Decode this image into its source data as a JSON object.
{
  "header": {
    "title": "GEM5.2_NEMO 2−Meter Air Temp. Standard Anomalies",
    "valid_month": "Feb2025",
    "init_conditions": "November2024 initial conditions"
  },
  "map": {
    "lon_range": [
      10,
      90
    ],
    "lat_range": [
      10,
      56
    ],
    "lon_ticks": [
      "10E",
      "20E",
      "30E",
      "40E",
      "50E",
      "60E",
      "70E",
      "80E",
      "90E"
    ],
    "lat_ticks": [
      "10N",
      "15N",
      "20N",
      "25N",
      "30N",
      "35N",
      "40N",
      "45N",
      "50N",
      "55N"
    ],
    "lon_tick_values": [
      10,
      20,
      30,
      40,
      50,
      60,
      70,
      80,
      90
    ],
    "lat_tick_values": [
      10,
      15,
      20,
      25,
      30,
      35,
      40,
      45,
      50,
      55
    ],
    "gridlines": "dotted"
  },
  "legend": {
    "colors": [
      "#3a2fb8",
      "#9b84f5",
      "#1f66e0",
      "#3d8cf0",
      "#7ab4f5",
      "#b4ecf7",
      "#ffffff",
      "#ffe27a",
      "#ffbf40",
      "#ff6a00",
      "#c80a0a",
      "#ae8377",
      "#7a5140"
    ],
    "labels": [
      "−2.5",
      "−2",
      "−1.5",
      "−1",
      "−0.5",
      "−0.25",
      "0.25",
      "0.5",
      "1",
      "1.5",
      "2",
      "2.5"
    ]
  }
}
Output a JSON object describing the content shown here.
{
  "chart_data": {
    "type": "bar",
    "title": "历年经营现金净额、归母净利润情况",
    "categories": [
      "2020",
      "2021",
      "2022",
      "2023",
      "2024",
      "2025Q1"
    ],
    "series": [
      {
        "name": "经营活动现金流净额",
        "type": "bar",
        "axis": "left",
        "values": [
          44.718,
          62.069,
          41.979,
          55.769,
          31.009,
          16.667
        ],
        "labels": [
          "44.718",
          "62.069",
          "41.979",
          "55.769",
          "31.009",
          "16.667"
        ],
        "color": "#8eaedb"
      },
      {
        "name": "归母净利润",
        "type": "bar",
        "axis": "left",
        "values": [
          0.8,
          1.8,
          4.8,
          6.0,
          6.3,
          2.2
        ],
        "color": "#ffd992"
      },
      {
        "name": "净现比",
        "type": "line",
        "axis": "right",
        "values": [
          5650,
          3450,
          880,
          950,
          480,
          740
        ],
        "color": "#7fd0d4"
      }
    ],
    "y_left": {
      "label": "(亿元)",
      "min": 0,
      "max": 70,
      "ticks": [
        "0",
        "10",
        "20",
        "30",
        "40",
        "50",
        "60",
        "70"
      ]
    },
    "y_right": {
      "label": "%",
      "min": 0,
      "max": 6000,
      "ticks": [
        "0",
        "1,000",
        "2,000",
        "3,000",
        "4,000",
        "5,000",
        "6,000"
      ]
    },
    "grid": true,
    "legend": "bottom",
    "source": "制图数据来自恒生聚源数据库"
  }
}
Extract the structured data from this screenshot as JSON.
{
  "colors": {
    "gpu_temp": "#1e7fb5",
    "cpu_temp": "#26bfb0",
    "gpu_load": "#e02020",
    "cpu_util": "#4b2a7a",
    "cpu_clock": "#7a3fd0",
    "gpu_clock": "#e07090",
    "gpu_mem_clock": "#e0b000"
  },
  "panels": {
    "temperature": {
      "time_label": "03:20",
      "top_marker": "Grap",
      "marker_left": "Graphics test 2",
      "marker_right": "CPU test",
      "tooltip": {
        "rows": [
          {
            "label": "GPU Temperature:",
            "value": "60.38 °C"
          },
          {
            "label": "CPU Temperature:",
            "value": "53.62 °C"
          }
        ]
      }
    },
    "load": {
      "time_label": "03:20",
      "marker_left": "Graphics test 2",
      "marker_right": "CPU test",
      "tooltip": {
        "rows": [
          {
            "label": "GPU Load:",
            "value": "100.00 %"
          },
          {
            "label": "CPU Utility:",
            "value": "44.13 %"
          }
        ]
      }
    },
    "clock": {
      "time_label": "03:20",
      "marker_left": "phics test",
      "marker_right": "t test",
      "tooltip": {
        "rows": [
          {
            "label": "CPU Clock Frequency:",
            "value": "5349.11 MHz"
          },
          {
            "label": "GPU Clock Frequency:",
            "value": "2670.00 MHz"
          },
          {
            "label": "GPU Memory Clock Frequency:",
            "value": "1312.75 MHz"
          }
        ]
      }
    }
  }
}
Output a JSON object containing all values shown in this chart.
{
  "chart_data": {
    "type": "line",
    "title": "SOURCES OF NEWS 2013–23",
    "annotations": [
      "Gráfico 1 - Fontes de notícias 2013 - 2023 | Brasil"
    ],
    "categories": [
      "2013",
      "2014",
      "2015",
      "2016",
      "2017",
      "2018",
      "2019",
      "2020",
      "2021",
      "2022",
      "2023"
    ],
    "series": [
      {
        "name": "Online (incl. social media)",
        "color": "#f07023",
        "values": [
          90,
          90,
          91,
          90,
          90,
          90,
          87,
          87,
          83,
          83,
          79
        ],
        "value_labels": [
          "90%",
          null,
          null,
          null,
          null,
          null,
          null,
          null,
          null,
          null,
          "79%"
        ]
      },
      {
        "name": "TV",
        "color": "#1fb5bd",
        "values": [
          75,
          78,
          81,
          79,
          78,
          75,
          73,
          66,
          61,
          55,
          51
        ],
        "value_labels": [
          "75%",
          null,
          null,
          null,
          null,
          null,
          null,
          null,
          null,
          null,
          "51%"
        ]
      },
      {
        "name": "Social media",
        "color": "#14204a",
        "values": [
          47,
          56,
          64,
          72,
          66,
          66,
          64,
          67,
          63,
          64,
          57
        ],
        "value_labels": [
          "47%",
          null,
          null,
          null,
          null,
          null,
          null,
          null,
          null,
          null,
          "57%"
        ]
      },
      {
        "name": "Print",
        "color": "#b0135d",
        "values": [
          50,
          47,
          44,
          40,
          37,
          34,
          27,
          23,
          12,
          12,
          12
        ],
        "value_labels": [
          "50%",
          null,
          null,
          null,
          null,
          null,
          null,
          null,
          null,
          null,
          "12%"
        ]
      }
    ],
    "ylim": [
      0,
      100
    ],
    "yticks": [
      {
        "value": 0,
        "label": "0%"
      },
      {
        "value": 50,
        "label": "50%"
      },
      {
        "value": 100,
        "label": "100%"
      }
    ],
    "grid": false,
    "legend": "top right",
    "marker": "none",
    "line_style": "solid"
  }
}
--------------------------------------------------
Exercise –
Write out the whole listing again, exactly as it stands.

Solution to this exercise –
Decode this image into its source data as a JSON object.
{
  "header": {
    "title": "GEM5.2_NEMO 2−Meter Air Temp. Standard Anomalies",
    "valid_month": "Feb2025",
    "init_conditions": "November2024 initial conditions"
  },
  "map": {
    "lon_range": [
      10,
      90
    ],
    "lat_range": [
      10,
      56
    ],
    "lon_ticks": [
      "10E",
      "20E",
      "30E",
      "40E",
      "50E",
      "60E",
      "70E",
      "80E",
      "90E"
    ],
    "lat_ticks": [
      "10N",
      "15N",
      "20N",
      "25N",
      "30N",
      "35N",
      "40N",
      "45N",
      "50N",
      "55N"
    ],
    "lon_tick_values": [
      10,
      20,
      30,
      40,
      50,
      60,
      70,
      80,
      90
    ],
    "lat_tick_values": [
      10,
      15,
      20,
      25,
      30,
      35,
      40,
      45,
      50,
      55
    ],
    "gridlines": "dotted"
  },
  "legend": {
    "colors": [
      "#3a2fb8",
      "#9b84f5",
      "#1f66e0",
      "#3d8cf0",
      "#7ab4f5",
      "#b4ecf7",
      "#ffffff",
      "#ffe27a",
      "#ffbf40",
      "#ff6a00",
      "#c80a0a",
      "#ae8377",
      "#7a5140"
    ],
    "labels": [
      "−2.5",
      "−2",
      "−1.5",
      "−1",
      "−0.5",
      "−0.25",
      "0.25",
      "0.5",
      "1",
      "1.5",
      "2",
      "2.5"
    ]
  }
}
Output a JSON object describing the content shown here.
{
  "chart_data": {
    "type": "bar",
    "title": "历年经营现金净额、归母净利润情况",
    "categories": [
      "2020",
      "2021",
      "2022",
      "2023",
      "2024",
      "2025Q1"
    ],
    "series": [
      {
        "name": "经营活动现金流净额",
        "type": "bar",
        "axis": "left",
        "values": [
          44.718,
          62.069,
          41.979,
          55.769,
          31.009,
          16.667
        ],
        "labels": [
          "44.718",
          "62.069",
          "41.979",
          "55.769",
          "31.009",
          "16.667"
        ],
        "color": "#8eaedb"
      },
      {
        "name": "归母净利润",
        "type": "bar",
        "axis": "left",
        "values": [
          0.8,
          1.8,
          4.8,
          6.0,
          6.3,
          2.2
        ],
        "color": "#ffd992"
      },
      {
        "name": "净现比",
        "type": "line",
        "axis": "right",
        "values": [
          5650,
          3450,
          880,
          950,
          480,
          740
        ],
        "color": "#7fd0d4"
      }
    ],
    "y_left": {
      "label": "(亿元)",
      "min": 0,
      "max": 70,
      "ticks": [
        "0",
        "10",
        "20",
        "30",
        "40",
        "50",
        "60",
        "70"
      ]
    },
    "y_right": {
      "label": "%",
      "min": 0,
      "max": 6000,
      "ticks": [
        "0",
        "1,000",
        "2,000",
        "3,000",
        "4,000",
        "5,000",
        "6,000"
      ]
    },
    "grid": true,
    "legend": "bottom",
    "source": "制图数据来自恒生聚源数据库"
  }
}
Extract the structured data from this screenshot as JSON.
{
  "colors": {
    "gpu_temp": "#1e7fb5",
    "cpu_temp": "#26bfb0",
    "gpu_load": "#e02020",
    "cpu_util": "#4b2a7a",
    "cpu_clock": "#7a3fd0",
    "gpu_clock": "#e07090",
    "gpu_mem_clock": "#e0b000"
  },
  "panels": {
    "temperature": {
      "time_label": "03:20",
      "top_marker": "Grap",
      "marker_left": "Graphics test 2",
      "marker_right": "CPU test",
      "tooltip": {
        "rows": [
          {
            "label": "GPU Temperature:",
            "value": "60.38 °C"
          },
          {
            "label": "CPU Temperature:",
            "value": "53.62 °C"
          }
        ]
      }
    },
    "load": {
      "time_label": "03:20",
      "marker_left": "Graphics test 2",
      "marker_right": "CPU test",
      "tooltip": {
        "rows": [
          {
            "label": "GPU Load:",
            "value": "100.00 %"
          },
          {
            "label": "CPU Utility:",
            "value": "44.13 %"
          }
        ]
      }
    },
    "clock": {
      "time_label": "03:20",
      "marker_left": "phics test",
      "marker_right": "t test",
      "tooltip": {
        "rows": [
          {
            "label": "CPU Clock Frequency:",
            "value": "5349.11 MHz"
          },
          {
            "label": "GPU Clock Frequency:",
            "value": "2670.00 MHz"
          },
          {
            "label": "GPU Memory Clock Frequency:",
            "value": "1312.75 MHz"
          }
        ]
      }
    }
  }
}
Output a JSON object containing all values shown in this chart.
{
  "chart_data": {
    "type": "line",
    "title": "SOURCES OF NEWS 2013–23",
    "annotations": [
      "Gráfico 1 - Fontes de notícias 2013 - 2023 | Brasil"
    ],
    "categories": [
      "2013",
      "2014",
      "2015",
      "2016",
      "2017",
      "2018",
      "2019",
      "2020",
      "2021",
      "2022",
      "2023"
    ],
    "series": [
      {
        "name": "Online (incl. social media)",
        "color": "#f07023",
        "values": [
          90,
          90,
          91,
          90,
          90,
          90,
          87,
          87,
          83,
          83,
          79
        ],
        "value_labels": [
          "90%",
          null,
          null,
          null,
          null,
          null,
          null,
          null,
          null,
          null,
          "79%"
        ]
      },
      {
        "name": "TV",
        "color": "#1fb5bd",
        "values": [
          75,
          78,
          81,
          79,
          78,
          75,
          73,
          66,
          61,
          55,
          51
        ],
        "value_labels": [
          "75%",
          null,
          null,
          null,
          null,
          null,
          null,
          null,
          null,
          null,
          "51%"
        ]
      },
      {
        "name": "Social media",
        "color": "#14204a",
        "values": [
          47,
          56,
          64,
          72,
          66,
          66,
          64,
          67,
          63,
          64,
          57
        ],
        "value_labels": [
          "47%",
          null,
          null,
          null,
          null,
          null,
          null,
          null,
          null,
          null,
          "57%"
        ]
      },
      {
        "name": "Print",
        "color": "#b0135d",
        "values": [
          50,
          47,
          44,
          40,
          37,
          34,
          27,
          23,
          12,
          12,
          12
        ],
        "value_labels": [
          "50%",
          null,
          null,
          null,
          null,
          null,
          null,
          null,
          null,
          null,
          "12%"
        ]
      }
    ],
    "ylim": [
      0,
      100
    ],
    "yticks": [
      {
        "value": 0,
        "label": "0%"
      },
      {
        "value": 50,
        "label": "50%"
      },
      {
        "value": 100,
        "label": "100%"
      }
    ],
    "grid": false,
    "legend": "top right",
    "marker": "none",
    "line_style": "solid"
  }
}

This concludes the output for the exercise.